Look over the material for the string "afscheid". Copy every line where it turns up.

Start of Block

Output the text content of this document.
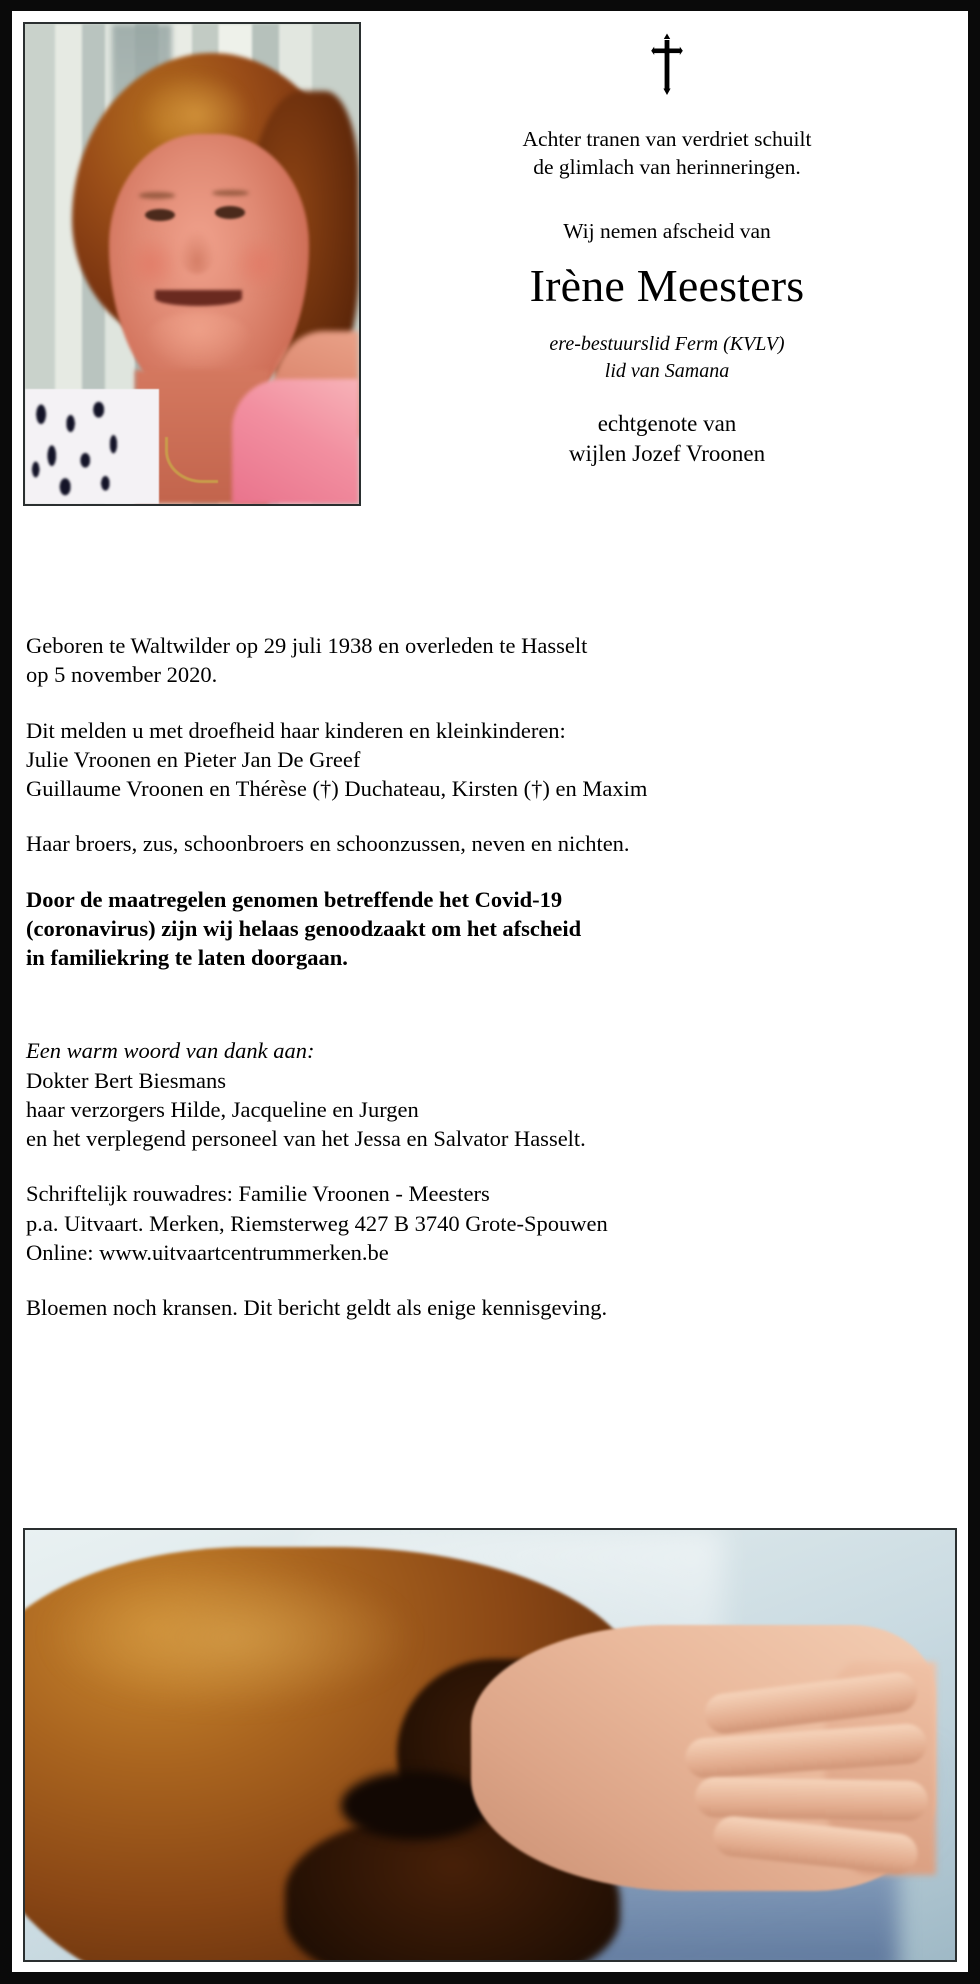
Achter tranen van verdriet schuilt
de glimlach van herinneringen.
Wij nemen afscheid van
Irène Meesters
ere-bestuurslid Ferm (KVLV)
lid van Samana
echtgenote van
wijlen Jozef Vroonen

Geboren te Waltwilder op 29 juli 1938 en overleden te Hasselt
op 5 november 2020.

Dit melden u met droefheid haar kinderen en kleinkinderen:
Julie Vroonen en Pieter Jan De Greef
Guillaume Vroonen en Thérèse (†) Duchateau, Kirsten (†) en Maxim

Haar broers, zus, schoonbroers en schoonzussen, neven en nichten.

Door de maatregelen genomen betreffende het Covid-19
(coronavirus) zijn wij helaas genoodzaakt om het afscheid
in familiekring te laten doorgaan.

Een warm woord van dank aan:

Dokter Bert Biesmans
haar verzorgers Hilde, Jacqueline en Jurgen
en het verplegend personeel van het Jessa en Salvator Hasselt.

Schriftelijk rouwadres: Familie Vroonen - Meesters
p.a. Uitvaart. Merken, Riemsterweg 427 B 3740 Grote-Spouwen
Online: www.uitvaartcentrummerken.be

Bloemen noch kransen. Dit bericht geldt als enige kennisgeving.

End of Block

▶ [The answer]:
Wij nemen afscheid van
(coronavirus) zijn wij helaas genoodzaakt om het afscheid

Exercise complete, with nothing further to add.